What the task requires =>
Which lines hold the string "structured"? Copy every one of them.

Stored items
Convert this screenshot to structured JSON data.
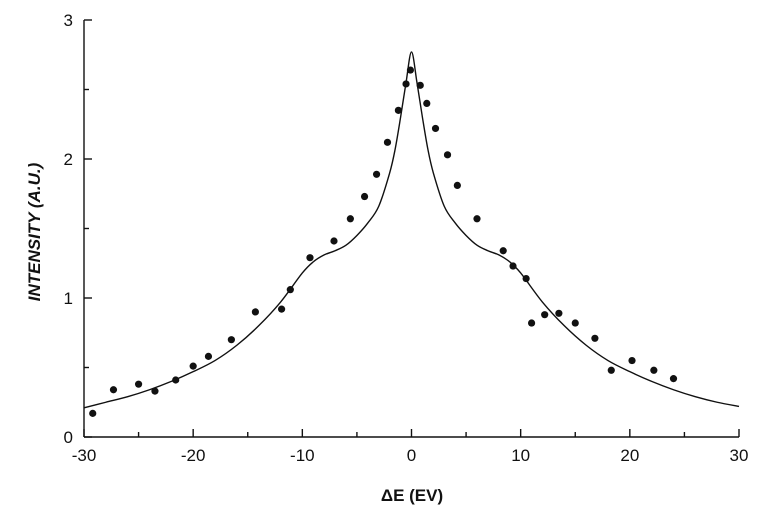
{
  "chart_data": {
    "type": "scatter",
    "title": "",
    "xlabel": "ΔE (EV)",
    "ylabel": "INTENSITY (A.U.)",
    "xlim": [
      -30,
      30
    ],
    "ylim": [
      0,
      3
    ],
    "xticks": [
      "-30",
      "-20",
      "-10",
      "0",
      "10",
      "20",
      "30"
    ],
    "yticks": [
      "0",
      "1",
      "2",
      "3"
    ],
    "grid": false,
    "legend": "none",
    "series": [
      {
        "kind": "points",
        "x": [
          -29.2,
          -27.3,
          -25.0,
          -23.5,
          -21.6,
          -20.0,
          -18.6,
          -16.5,
          -14.3,
          -11.9,
          -11.1,
          -9.3,
          -7.1,
          -5.6,
          -4.3,
          -3.2,
          -2.2,
          -1.2,
          -0.5,
          -0.1,
          0.8,
          1.4,
          2.2,
          3.3,
          4.2,
          6.0,
          8.4,
          9.3,
          10.5,
          11.0,
          12.2,
          13.5,
          15.0,
          16.8,
          18.3,
          20.2,
          22.2,
          24.0
        ],
        "y": [
          0.17,
          0.34,
          0.38,
          0.33,
          0.41,
          0.51,
          0.58,
          0.7,
          0.9,
          0.92,
          1.06,
          1.29,
          1.41,
          1.57,
          1.73,
          1.89,
          2.12,
          2.35,
          2.54,
          2.64,
          2.53,
          2.4,
          2.22,
          2.03,
          1.81,
          1.57,
          1.34,
          1.23,
          1.14,
          0.82,
          0.88,
          0.89,
          0.82,
          0.71,
          0.48,
          0.55,
          0.48,
          0.42
        ]
      },
      {
        "kind": "line",
        "x": [
          -30,
          -28,
          -26,
          -24,
          -22,
          -20,
          -18,
          -16,
          -14,
          -12,
          -10,
          -9,
          -8,
          -7,
          -6,
          -5,
          -4,
          -3,
          -2,
          -1.5,
          -1,
          -0.5,
          0,
          0.5,
          1,
          1.5,
          2,
          3,
          4,
          5,
          6,
          7,
          8,
          9,
          10,
          12,
          14,
          16,
          18,
          20,
          22,
          24,
          26,
          28,
          30
        ],
        "y": [
          0.21,
          0.25,
          0.29,
          0.34,
          0.4,
          0.47,
          0.55,
          0.66,
          0.8,
          0.97,
          1.18,
          1.26,
          1.31,
          1.34,
          1.38,
          1.45,
          1.54,
          1.66,
          1.9,
          2.07,
          2.3,
          2.55,
          2.77,
          2.55,
          2.3,
          2.07,
          1.9,
          1.66,
          1.54,
          1.45,
          1.38,
          1.34,
          1.31,
          1.26,
          1.18,
          0.97,
          0.8,
          0.66,
          0.55,
          0.47,
          0.4,
          0.34,
          0.29,
          0.25,
          0.22
        ]
      }
    ]
  }
}
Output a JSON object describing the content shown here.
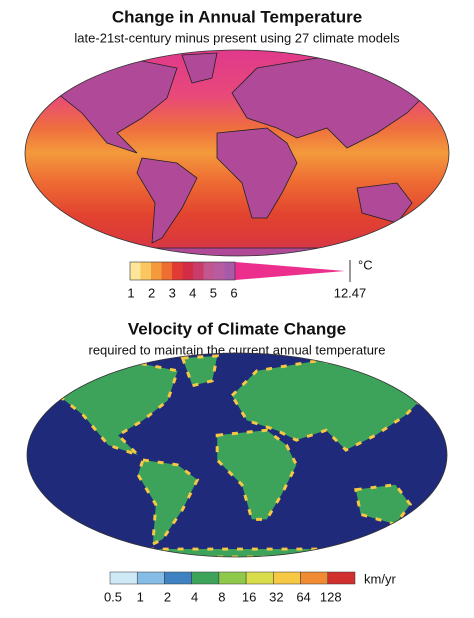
{
  "panels": [
    {
      "title": "Change in Annual Temperature",
      "subtitle": "late-21st-century minus present using 27 climate models",
      "colorbar": {
        "colors": [
          "#fde59a",
          "#f9c660",
          "#f49a3c",
          "#ee6d30",
          "#e23b33",
          "#d22c47",
          "#c93c6a",
          "#c2568e",
          "#b85ca2",
          "#a85aa8"
        ],
        "labels": [
          1,
          2,
          3,
          4,
          5,
          6
        ],
        "end_label": 12.47,
        "end_color": "#ec2f8c",
        "unit": "°C"
      }
    },
    {
      "title": "Velocity of Climate Change",
      "subtitle": "required to maintain the current annual temperature",
      "colorbar": {
        "colors": [
          "#cfe8f6",
          "#86bde6",
          "#3f82c2",
          "#3da35a",
          "#8fc94c",
          "#d9dd4b",
          "#f6c843",
          "#f08b33",
          "#d0302e"
        ],
        "labels": [
          0.5,
          1,
          2,
          4,
          8,
          16,
          32,
          64,
          128
        ],
        "unit": "km/yr"
      }
    }
  ]
}
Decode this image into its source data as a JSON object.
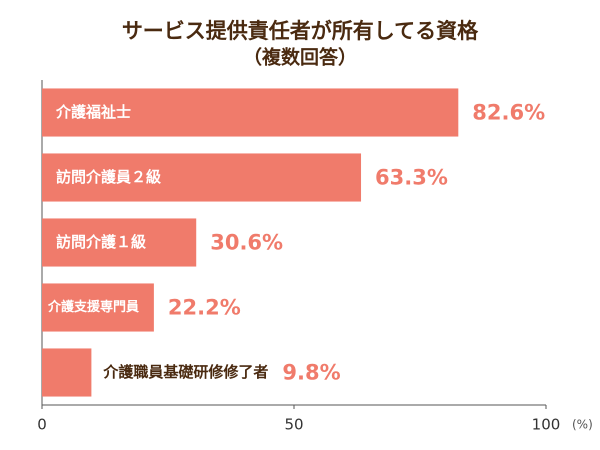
{
  "chart_data": {
    "type": "bar",
    "orientation": "horizontal",
    "title": "サービス提供責任者が所有してる資格",
    "subtitle": "（複数回答）",
    "categories": [
      "介護福祉士",
      "訪問介護員２級",
      "訪問介護１級",
      "介護支援専門員",
      "介護職員基礎研修修了者"
    ],
    "values": [
      82.6,
      63.3,
      30.6,
      22.2,
      9.8
    ],
    "value_labels": [
      "82.6%",
      "63.3%",
      "30.6%",
      "22.2%",
      "9.8%"
    ],
    "color": "#f07b6b",
    "xlim": [
      0,
      100
    ],
    "xticks": [
      0,
      50,
      100
    ],
    "x_unit": "(%)"
  }
}
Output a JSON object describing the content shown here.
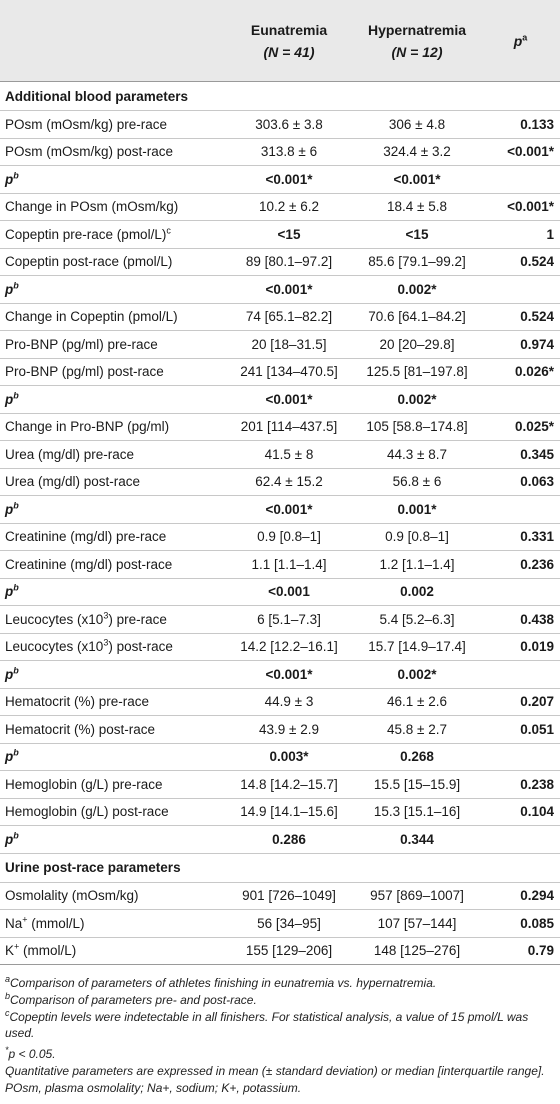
{
  "header": {
    "col1": "",
    "col2_name": "Eunatremia",
    "col2_n": "(N = 41)",
    "col3_name": "Hypernatremia",
    "col3_n": "(N = 12)",
    "col4": "p",
    "col4_sup": "a"
  },
  "sections": [
    {
      "title": "Additional blood parameters",
      "rows": [
        {
          "label": "POsm (mOsm/kg) pre-race",
          "sup": "",
          "eu": "303.6 ± 3.8",
          "hy": "306 ± 4.8",
          "p": "0.133"
        },
        {
          "label": "POsm (mOsm/kg) post-race",
          "sup": "",
          "eu": "313.8 ± 6",
          "hy": "324.4 ± 3.2",
          "p": "<0.001*"
        },
        {
          "label": "p",
          "sup": "b",
          "prow": true,
          "eu": "<0.001*",
          "hy": "<0.001*",
          "p": ""
        },
        {
          "label": "Change in POsm (mOsm/kg)",
          "sup": "",
          "eu": "10.2 ± 6.2",
          "hy": "18.4 ± 5.8",
          "p": "<0.001*"
        },
        {
          "label": "Copeptin pre-race (pmol/L)",
          "sup": "c",
          "eu": "<15",
          "hy": "<15",
          "p": "1",
          "boldvals": true
        },
        {
          "label": "Copeptin post-race (pmol/L)",
          "sup": "",
          "eu": "89 [80.1–97.2]",
          "hy": "85.6 [79.1–99.2]",
          "p": "0.524"
        },
        {
          "label": "p",
          "sup": "b",
          "prow": true,
          "eu": "<0.001*",
          "hy": "0.002*",
          "p": ""
        },
        {
          "label": "Change in Copeptin (pmol/L)",
          "sup": "",
          "eu": "74 [65.1–82.2]",
          "hy": "70.6 [64.1–84.2]",
          "p": "0.524"
        },
        {
          "label": "Pro-BNP (pg/ml) pre-race",
          "sup": "",
          "eu": "20 [18–31.5]",
          "hy": "20 [20–29.8]",
          "p": "0.974"
        },
        {
          "label": "Pro-BNP (pg/ml) post-race",
          "sup": "",
          "eu": "241 [134–470.5]",
          "hy": "125.5 [81–197.8]",
          "p": "0.026*"
        },
        {
          "label": "p",
          "sup": "b",
          "prow": true,
          "eu": "<0.001*",
          "hy": "0.002*",
          "p": ""
        },
        {
          "label": "Change in Pro-BNP (pg/ml)",
          "sup": "",
          "eu": "201 [114–437.5]",
          "hy": "105 [58.8–174.8]",
          "p": "0.025*"
        },
        {
          "label": "Urea (mg/dl) pre-race",
          "sup": "",
          "eu": "41.5 ± 8",
          "hy": "44.3 ± 8.7",
          "p": "0.345"
        },
        {
          "label": "Urea (mg/dl) post-race",
          "sup": "",
          "eu": "62.4 ± 15.2",
          "hy": "56.8 ± 6",
          "p": "0.063"
        },
        {
          "label": "p",
          "sup": "b",
          "prow": true,
          "eu": "<0.001*",
          "hy": "0.001*",
          "p": ""
        },
        {
          "label": "Creatinine (mg/dl) pre-race",
          "sup": "",
          "eu": "0.9 [0.8–1]",
          "hy": "0.9 [0.8–1]",
          "p": "0.331"
        },
        {
          "label": "Creatinine (mg/dl) post-race",
          "sup": "",
          "eu": "1.1 [1.1–1.4]",
          "hy": "1.2 [1.1–1.4]",
          "p": "0.236"
        },
        {
          "label": "p",
          "sup": "b",
          "prow": true,
          "eu": "<0.001",
          "hy": "0.002",
          "p": ""
        },
        {
          "label": "Leucocytes (x10",
          "sup3": "3",
          "label_after": ") pre-race",
          "eu": "6 [5.1–7.3]",
          "hy": "5.4 [5.2–6.3]",
          "p": "0.438"
        },
        {
          "label": "Leucocytes (x10",
          "sup3": "3",
          "label_after": ") post-race",
          "eu": "14.2 [12.2–16.1]",
          "hy": "15.7 [14.9–17.4]",
          "p": "0.019"
        },
        {
          "label": "p",
          "sup": "b",
          "prow": true,
          "eu": "<0.001*",
          "hy": "0.002*",
          "p": ""
        },
        {
          "label": "Hematocrit (%) pre-race",
          "sup": "",
          "eu": "44.9 ± 3",
          "hy": "46.1 ± 2.6",
          "p": "0.207"
        },
        {
          "label": "Hematocrit (%) post-race",
          "sup": "",
          "eu": "43.9 ± 2.9",
          "hy": "45.8 ± 2.7",
          "p": "0.051"
        },
        {
          "label": "p",
          "sup": "b",
          "prow": true,
          "eu": "0.003*",
          "hy": "0.268",
          "p": ""
        },
        {
          "label": "Hemoglobin (g/L) pre-race",
          "sup": "",
          "eu": "14.8 [14.2–15.7]",
          "hy": "15.5 [15–15.9]",
          "p": "0.238"
        },
        {
          "label": "Hemoglobin (g/L) post-race",
          "sup": "",
          "eu": "14.9 [14.1–15.6]",
          "hy": "15.3 [15.1–16]",
          "p": "0.104"
        },
        {
          "label": "p",
          "sup": "b",
          "prow": true,
          "eu": "0.286",
          "hy": "0.344",
          "p": ""
        }
      ]
    },
    {
      "title": "Urine post-race parameters",
      "rows": [
        {
          "label": "Osmolality (mOsm/kg)",
          "sup": "",
          "eu": "901 [726–1049]",
          "hy": "957 [869–1007]",
          "p": "0.294"
        },
        {
          "label": "Na",
          "sup3": "+",
          "label_after": " (mmol/L)",
          "eu": "56 [34–95]",
          "hy": "107 [57–144]",
          "p": "0.085"
        },
        {
          "label": "K",
          "sup3": "+",
          "label_after": " (mmol/L)",
          "eu": "155 [129–206]",
          "hy": "148 [125–276]",
          "p": "0.79"
        }
      ]
    }
  ],
  "footnotes": [
    {
      "sup": "a",
      "text": "Comparison of parameters of athletes finishing in eunatremia vs. hypernatremia."
    },
    {
      "sup": "b",
      "text": "Comparison of parameters pre- and post-race."
    },
    {
      "sup": "c",
      "text": "Copeptin levels were indetectable in all finishers. For statistical analysis, a value of 15 pmol/L was used."
    },
    {
      "sup": "*",
      "text": "p < 0.05."
    },
    {
      "sup": "",
      "text": "Quantitative parameters are expressed in mean (± standard deviation) or median [interquartile range]."
    },
    {
      "sup": "",
      "text": "POsm, plasma osmolality; Na+, sodium; K+, potassium."
    }
  ]
}
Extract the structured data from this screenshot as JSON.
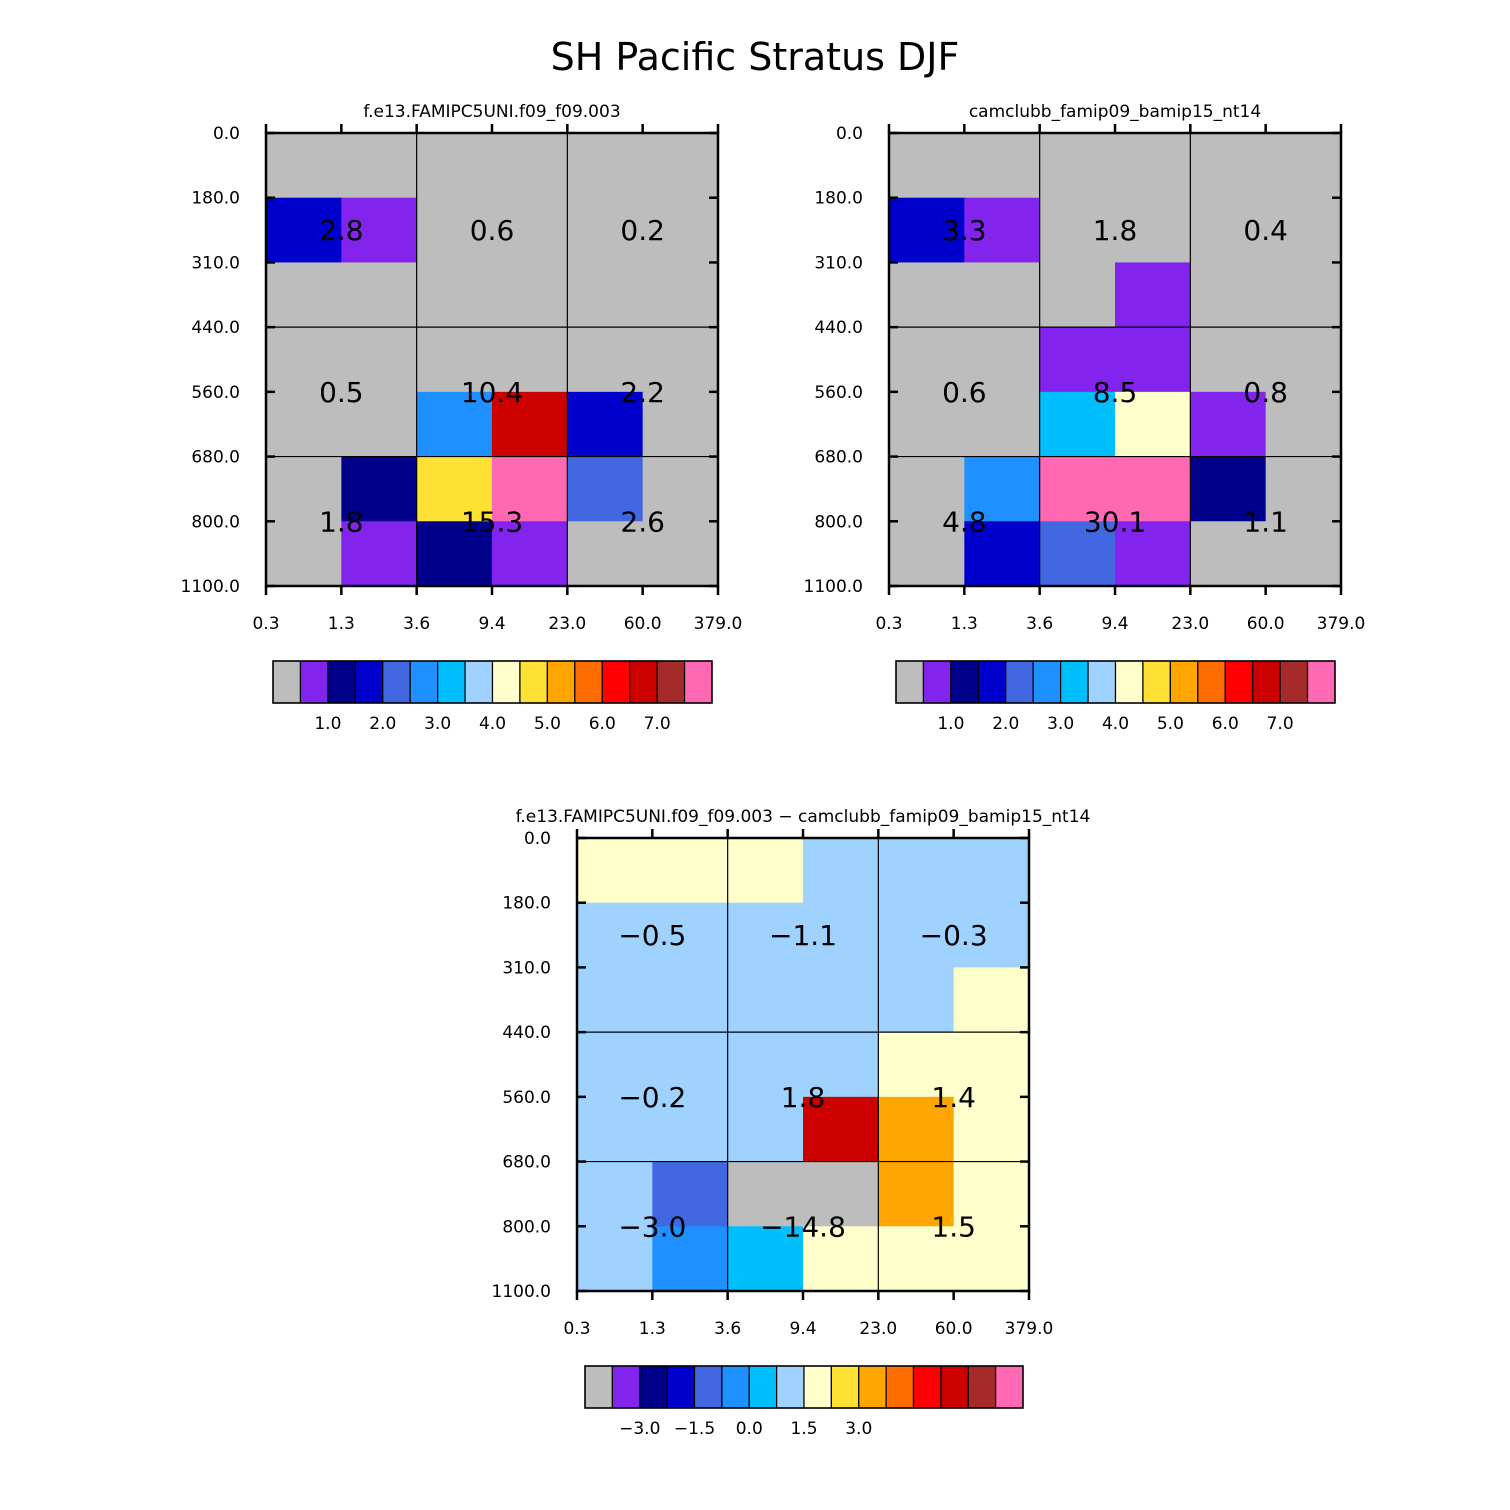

Solution for this problem =>
Convert this screenshot to structured JSON data.
Extract the structured data from this screenshot as JSON.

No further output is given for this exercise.